Provided records =>
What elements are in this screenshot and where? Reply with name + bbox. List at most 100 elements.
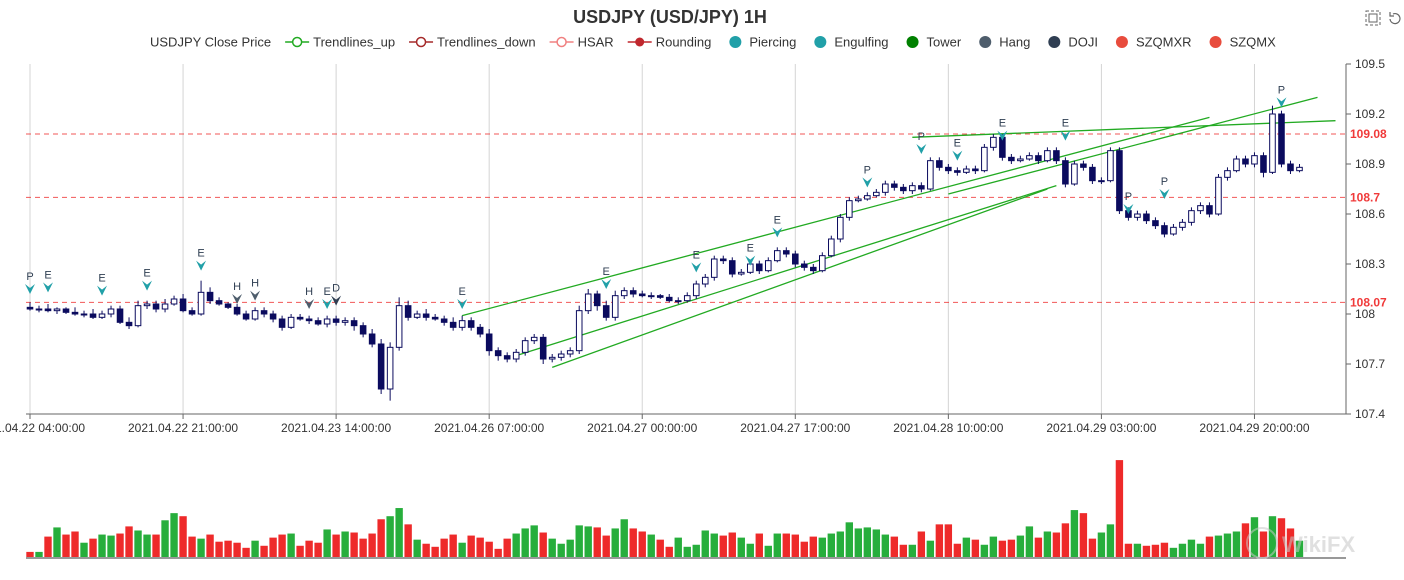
candle: [278, 315, 286, 331]
candle: [701, 274, 709, 288]
candle-body-up: [1224, 170, 1231, 178]
candle-body-down: [404, 305, 412, 318]
volume-bar: [917, 531, 926, 557]
candle-body-down: [62, 308, 70, 313]
candle: [1179, 219, 1186, 231]
legend-label: Piercing: [749, 35, 796, 50]
candle-body-up: [107, 308, 115, 315]
volume-bar: [1223, 533, 1232, 557]
volume-bar: [548, 538, 556, 557]
candle-body-down: [954, 170, 961, 173]
signal-label: E: [197, 248, 204, 260]
candle-body-down: [152, 303, 160, 310]
legend-label: Rounding: [656, 35, 712, 50]
candle: [954, 167, 961, 176]
volume-bar: [62, 534, 70, 557]
volume-bar: [1124, 543, 1133, 557]
signal-p: P: [862, 164, 873, 188]
candle-body-up: [846, 200, 853, 218]
candle: [737, 269, 745, 276]
volume-bar: [368, 533, 376, 557]
candle-body-down: [269, 313, 277, 320]
candle-body-down: [314, 320, 322, 325]
volume-bar: [998, 540, 1007, 557]
volume-bar: [206, 534, 214, 557]
volume-bar: [233, 542, 241, 557]
signal-label: E: [98, 273, 105, 285]
volume-bar: [1079, 513, 1088, 557]
candle-body-up: [458, 320, 466, 328]
volume-bar: [629, 528, 637, 557]
candle: [188, 307, 196, 316]
volume-bar: [593, 527, 601, 557]
candle-body-up: [1215, 176, 1222, 215]
candle-body-down: [368, 333, 376, 345]
zoom-reset-icon[interactable]: [1389, 12, 1401, 25]
candle: [1116, 147, 1123, 214]
signal-label: H: [233, 281, 241, 293]
candle: [927, 157, 934, 191]
volume-bar: [179, 516, 187, 557]
candle-body-down: [1242, 158, 1249, 165]
legend-item-rounding: Rounding: [627, 35, 712, 50]
horizontal-levels: 109.08 108.7 108.07: [26, 127, 1387, 309]
candle: [1053, 147, 1060, 164]
volume-bar: [197, 538, 205, 557]
signal-e: E: [952, 138, 963, 161]
volume-bar: [575, 525, 583, 557]
candle: [755, 260, 763, 274]
candle-body-up: [134, 305, 142, 327]
volume-bar: [305, 540, 313, 557]
candle-body-down: [332, 318, 340, 323]
volume-bar: [458, 542, 466, 557]
volume-bar: [395, 508, 403, 557]
signal-e: E: [97, 273, 108, 296]
volume-bar: [944, 524, 953, 557]
candle: [1035, 152, 1042, 164]
candle-body-down: [278, 318, 286, 328]
candle-body-down: [422, 313, 430, 318]
candle: [548, 354, 556, 363]
candle: [665, 294, 673, 303]
candle: [936, 157, 943, 171]
candle: [1278, 110, 1285, 168]
volume-bar: [134, 530, 142, 557]
candle-body-down: [945, 166, 952, 172]
volume-bar: [638, 531, 646, 557]
candle-body-up: [764, 260, 772, 272]
candle-body-down: [891, 183, 898, 188]
signal-label: E: [774, 214, 781, 226]
candle: [647, 292, 655, 299]
candle: [602, 300, 610, 321]
signal-label: E: [458, 286, 465, 298]
signal-arrow: [331, 295, 342, 306]
volume-bar: [773, 533, 781, 557]
volume-bar: [818, 537, 826, 557]
candle: [1296, 164, 1303, 173]
candle: [945, 164, 952, 174]
signal-arrow: [457, 299, 468, 309]
level-label: 108.7: [1350, 190, 1380, 204]
candle-body-down: [1206, 205, 1213, 215]
volume-bar: [170, 513, 178, 557]
volume-bar: [728, 532, 736, 557]
legend-label: Tower: [927, 35, 962, 50]
candle-body-up: [1188, 210, 1195, 223]
volume-bar: [1088, 538, 1097, 557]
volume-bar: [602, 535, 610, 557]
candle-body-up: [1296, 166, 1303, 172]
volume-bar: [476, 537, 484, 557]
volume-bar: [314, 542, 322, 557]
legend-label: SZQMXR: [1136, 35, 1192, 50]
candle-body-down: [801, 263, 808, 268]
candle-body-up: [963, 168, 970, 173]
chart-title: USDJPY (USD/JPY) 1H: [573, 7, 767, 27]
zoom-select-icon[interactable]: [1365, 10, 1381, 26]
volume-bar: [1241, 523, 1250, 557]
candle: [215, 297, 223, 306]
candle-body-down: [602, 305, 610, 318]
candle: [801, 260, 808, 271]
volume-bar: [809, 536, 817, 557]
signal-label: D: [332, 283, 340, 295]
x-tick-label: 2021.04.26 07:00:00: [434, 421, 544, 435]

Exercise requirements =>
Write out, word for word, the part of the records above that opens with the line containing "candle: [278, 315, 286, 331]" and closes with the line containing "signal-e: E: [952, 138, 963, 161]". Include both of those lines.

Solution for this exercise =>
candle: [278, 315, 286, 331]
candle: [701, 274, 709, 288]
candle-body-up: [1224, 170, 1231, 178]
candle-body-down: [404, 305, 412, 318]
volume-bar: [917, 531, 926, 557]
candle-body-down: [62, 308, 70, 313]
candle: [1179, 219, 1186, 231]
legend-label: Piercing: [749, 35, 796, 50]
candle-body-up: [107, 308, 115, 315]
volume-bar: [1223, 533, 1232, 557]
volume-bar: [548, 538, 556, 557]
candle-body-down: [954, 170, 961, 173]
signal-label: E: [197, 248, 204, 260]
candle-body-down: [152, 303, 160, 310]
legend-label: Rounding: [656, 35, 712, 50]
candle: [954, 167, 961, 176]
volume-bar: [62, 534, 70, 557]
volume-bar: [1124, 543, 1133, 557]
signal-p: P: [862, 164, 873, 188]
candle-body-up: [846, 200, 853, 218]
candle: [737, 269, 745, 276]
volume-bar: [368, 533, 376, 557]
candle-body-down: [269, 313, 277, 320]
candle-body-down: [314, 320, 322, 325]
volume-bar: [998, 540, 1007, 557]
volume-bar: [206, 534, 214, 557]
volume-bar: [233, 542, 241, 557]
signal-label: E: [98, 273, 105, 285]
volume-bar: [1079, 513, 1088, 557]
candle-body-up: [458, 320, 466, 328]
volume-bar: [629, 528, 637, 557]
candle: [188, 307, 196, 316]
volume-bar: [593, 527, 601, 557]
candle-body-up: [1215, 176, 1222, 215]
candle-body-down: [368, 333, 376, 345]
zoom-reset-icon[interactable]: [1389, 12, 1401, 25]
candle: [1116, 147, 1123, 214]
signal-label: H: [233, 281, 241, 293]
candle: [927, 157, 934, 191]
volume-bar: [179, 516, 187, 557]
candle-body-down: [1242, 158, 1249, 165]
legend-item-rounding: Rounding: [627, 35, 712, 50]
horizontal-levels: 109.08 108.7 108.07: [26, 127, 1387, 309]
candle: [1053, 147, 1060, 164]
volume-bar: [197, 538, 205, 557]
signal-e: E: [952, 138, 963, 161]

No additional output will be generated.